__Provided information__:
-------------------------
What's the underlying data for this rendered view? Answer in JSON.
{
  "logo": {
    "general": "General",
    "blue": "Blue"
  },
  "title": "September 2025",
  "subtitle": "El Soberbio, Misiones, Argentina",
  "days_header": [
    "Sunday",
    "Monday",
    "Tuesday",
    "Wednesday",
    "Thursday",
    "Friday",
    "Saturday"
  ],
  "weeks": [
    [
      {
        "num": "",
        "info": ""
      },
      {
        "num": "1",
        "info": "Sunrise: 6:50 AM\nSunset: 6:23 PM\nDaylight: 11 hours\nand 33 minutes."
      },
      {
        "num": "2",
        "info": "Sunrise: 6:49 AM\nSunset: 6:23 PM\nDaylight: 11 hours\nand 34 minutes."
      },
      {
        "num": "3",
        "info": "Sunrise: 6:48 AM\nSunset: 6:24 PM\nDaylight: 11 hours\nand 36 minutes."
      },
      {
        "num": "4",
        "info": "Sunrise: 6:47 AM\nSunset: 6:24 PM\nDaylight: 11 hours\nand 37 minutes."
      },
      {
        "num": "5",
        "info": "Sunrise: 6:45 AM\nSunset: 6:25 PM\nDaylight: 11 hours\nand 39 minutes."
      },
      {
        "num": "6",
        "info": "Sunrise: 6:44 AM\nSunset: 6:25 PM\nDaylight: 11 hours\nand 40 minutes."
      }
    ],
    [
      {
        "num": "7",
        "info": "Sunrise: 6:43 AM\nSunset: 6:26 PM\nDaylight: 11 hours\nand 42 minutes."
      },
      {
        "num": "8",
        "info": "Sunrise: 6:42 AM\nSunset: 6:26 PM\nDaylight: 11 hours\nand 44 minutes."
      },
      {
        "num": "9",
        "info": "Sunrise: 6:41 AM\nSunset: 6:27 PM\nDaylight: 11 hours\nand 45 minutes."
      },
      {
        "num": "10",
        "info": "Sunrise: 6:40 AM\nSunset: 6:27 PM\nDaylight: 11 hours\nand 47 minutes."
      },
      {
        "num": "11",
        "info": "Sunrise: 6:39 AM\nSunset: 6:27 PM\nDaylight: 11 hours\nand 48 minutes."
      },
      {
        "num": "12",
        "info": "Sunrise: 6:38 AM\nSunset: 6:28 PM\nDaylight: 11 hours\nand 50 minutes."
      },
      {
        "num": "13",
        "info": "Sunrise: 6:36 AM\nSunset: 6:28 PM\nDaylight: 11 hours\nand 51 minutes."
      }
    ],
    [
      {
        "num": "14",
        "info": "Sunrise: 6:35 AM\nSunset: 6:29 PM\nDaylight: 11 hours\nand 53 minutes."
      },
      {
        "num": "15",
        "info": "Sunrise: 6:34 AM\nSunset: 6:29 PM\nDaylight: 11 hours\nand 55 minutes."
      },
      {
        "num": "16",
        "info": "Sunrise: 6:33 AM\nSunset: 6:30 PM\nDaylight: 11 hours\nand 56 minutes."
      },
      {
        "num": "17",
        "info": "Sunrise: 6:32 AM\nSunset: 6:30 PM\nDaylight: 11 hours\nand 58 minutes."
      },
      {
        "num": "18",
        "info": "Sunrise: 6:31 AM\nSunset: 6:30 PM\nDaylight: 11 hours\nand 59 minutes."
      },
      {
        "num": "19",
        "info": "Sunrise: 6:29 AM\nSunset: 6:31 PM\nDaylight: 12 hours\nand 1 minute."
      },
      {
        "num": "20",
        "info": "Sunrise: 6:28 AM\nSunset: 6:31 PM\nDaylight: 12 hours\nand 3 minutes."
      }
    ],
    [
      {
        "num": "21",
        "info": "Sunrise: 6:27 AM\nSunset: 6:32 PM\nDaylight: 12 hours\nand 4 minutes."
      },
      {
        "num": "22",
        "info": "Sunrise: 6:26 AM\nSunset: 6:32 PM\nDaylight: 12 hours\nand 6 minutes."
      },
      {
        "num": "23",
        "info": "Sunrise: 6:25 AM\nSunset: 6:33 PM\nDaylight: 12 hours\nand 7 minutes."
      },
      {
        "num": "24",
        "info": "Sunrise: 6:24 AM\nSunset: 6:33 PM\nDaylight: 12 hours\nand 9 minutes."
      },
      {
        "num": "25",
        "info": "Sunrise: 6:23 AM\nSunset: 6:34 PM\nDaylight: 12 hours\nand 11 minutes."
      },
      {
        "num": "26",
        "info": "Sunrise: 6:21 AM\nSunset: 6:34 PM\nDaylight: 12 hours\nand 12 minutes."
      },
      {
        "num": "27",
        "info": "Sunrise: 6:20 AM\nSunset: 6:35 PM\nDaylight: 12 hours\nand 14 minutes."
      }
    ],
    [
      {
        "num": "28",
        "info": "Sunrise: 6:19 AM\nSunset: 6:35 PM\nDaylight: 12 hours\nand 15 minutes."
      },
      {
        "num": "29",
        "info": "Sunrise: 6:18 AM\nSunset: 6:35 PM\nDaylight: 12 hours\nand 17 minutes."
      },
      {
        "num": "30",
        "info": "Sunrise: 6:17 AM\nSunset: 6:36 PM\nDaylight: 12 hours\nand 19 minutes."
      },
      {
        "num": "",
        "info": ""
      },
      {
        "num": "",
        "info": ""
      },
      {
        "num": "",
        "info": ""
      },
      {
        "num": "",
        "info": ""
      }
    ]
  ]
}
-------------------------
__Instructions for the task__:
Write out every record shown above, word for word.

__Finished task__:
What's the underlying data for this rendered view? Answer in JSON.
{
  "logo": {
    "general": "General",
    "blue": "Blue"
  },
  "title": "September 2025",
  "subtitle": "El Soberbio, Misiones, Argentina",
  "days_header": [
    "Sunday",
    "Monday",
    "Tuesday",
    "Wednesday",
    "Thursday",
    "Friday",
    "Saturday"
  ],
  "weeks": [
    [
      {
        "num": "",
        "info": ""
      },
      {
        "num": "1",
        "info": "Sunrise: 6:50 AM\nSunset: 6:23 PM\nDaylight: 11 hours\nand 33 minutes."
      },
      {
        "num": "2",
        "info": "Sunrise: 6:49 AM\nSunset: 6:23 PM\nDaylight: 11 hours\nand 34 minutes."
      },
      {
        "num": "3",
        "info": "Sunrise: 6:48 AM\nSunset: 6:24 PM\nDaylight: 11 hours\nand 36 minutes."
      },
      {
        "num": "4",
        "info": "Sunrise: 6:47 AM\nSunset: 6:24 PM\nDaylight: 11 hours\nand 37 minutes."
      },
      {
        "num": "5",
        "info": "Sunrise: 6:45 AM\nSunset: 6:25 PM\nDaylight: 11 hours\nand 39 minutes."
      },
      {
        "num": "6",
        "info": "Sunrise: 6:44 AM\nSunset: 6:25 PM\nDaylight: 11 hours\nand 40 minutes."
      }
    ],
    [
      {
        "num": "7",
        "info": "Sunrise: 6:43 AM\nSunset: 6:26 PM\nDaylight: 11 hours\nand 42 minutes."
      },
      {
        "num": "8",
        "info": "Sunrise: 6:42 AM\nSunset: 6:26 PM\nDaylight: 11 hours\nand 44 minutes."
      },
      {
        "num": "9",
        "info": "Sunrise: 6:41 AM\nSunset: 6:27 PM\nDaylight: 11 hours\nand 45 minutes."
      },
      {
        "num": "10",
        "info": "Sunrise: 6:40 AM\nSunset: 6:27 PM\nDaylight: 11 hours\nand 47 minutes."
      },
      {
        "num": "11",
        "info": "Sunrise: 6:39 AM\nSunset: 6:27 PM\nDaylight: 11 hours\nand 48 minutes."
      },
      {
        "num": "12",
        "info": "Sunrise: 6:38 AM\nSunset: 6:28 PM\nDaylight: 11 hours\nand 50 minutes."
      },
      {
        "num": "13",
        "info": "Sunrise: 6:36 AM\nSunset: 6:28 PM\nDaylight: 11 hours\nand 51 minutes."
      }
    ],
    [
      {
        "num": "14",
        "info": "Sunrise: 6:35 AM\nSunset: 6:29 PM\nDaylight: 11 hours\nand 53 minutes."
      },
      {
        "num": "15",
        "info": "Sunrise: 6:34 AM\nSunset: 6:29 PM\nDaylight: 11 hours\nand 55 minutes."
      },
      {
        "num": "16",
        "info": "Sunrise: 6:33 AM\nSunset: 6:30 PM\nDaylight: 11 hours\nand 56 minutes."
      },
      {
        "num": "17",
        "info": "Sunrise: 6:32 AM\nSunset: 6:30 PM\nDaylight: 11 hours\nand 58 minutes."
      },
      {
        "num": "18",
        "info": "Sunrise: 6:31 AM\nSunset: 6:30 PM\nDaylight: 11 hours\nand 59 minutes."
      },
      {
        "num": "19",
        "info": "Sunrise: 6:29 AM\nSunset: 6:31 PM\nDaylight: 12 hours\nand 1 minute."
      },
      {
        "num": "20",
        "info": "Sunrise: 6:28 AM\nSunset: 6:31 PM\nDaylight: 12 hours\nand 3 minutes."
      }
    ],
    [
      {
        "num": "21",
        "info": "Sunrise: 6:27 AM\nSunset: 6:32 PM\nDaylight: 12 hours\nand 4 minutes."
      },
      {
        "num": "22",
        "info": "Sunrise: 6:26 AM\nSunset: 6:32 PM\nDaylight: 12 hours\nand 6 minutes."
      },
      {
        "num": "23",
        "info": "Sunrise: 6:25 AM\nSunset: 6:33 PM\nDaylight: 12 hours\nand 7 minutes."
      },
      {
        "num": "24",
        "info": "Sunrise: 6:24 AM\nSunset: 6:33 PM\nDaylight: 12 hours\nand 9 minutes."
      },
      {
        "num": "25",
        "info": "Sunrise: 6:23 AM\nSunset: 6:34 PM\nDaylight: 12 hours\nand 11 minutes."
      },
      {
        "num": "26",
        "info": "Sunrise: 6:21 AM\nSunset: 6:34 PM\nDaylight: 12 hours\nand 12 minutes."
      },
      {
        "num": "27",
        "info": "Sunrise: 6:20 AM\nSunset: 6:35 PM\nDaylight: 12 hours\nand 14 minutes."
      }
    ],
    [
      {
        "num": "28",
        "info": "Sunrise: 6:19 AM\nSunset: 6:35 PM\nDaylight: 12 hours\nand 15 minutes."
      },
      {
        "num": "29",
        "info": "Sunrise: 6:18 AM\nSunset: 6:35 PM\nDaylight: 12 hours\nand 17 minutes."
      },
      {
        "num": "30",
        "info": "Sunrise: 6:17 AM\nSunset: 6:36 PM\nDaylight: 12 hours\nand 19 minutes."
      },
      {
        "num": "",
        "info": ""
      },
      {
        "num": "",
        "info": ""
      },
      {
        "num": "",
        "info": ""
      },
      {
        "num": "",
        "info": ""
      }
    ]
  ]
}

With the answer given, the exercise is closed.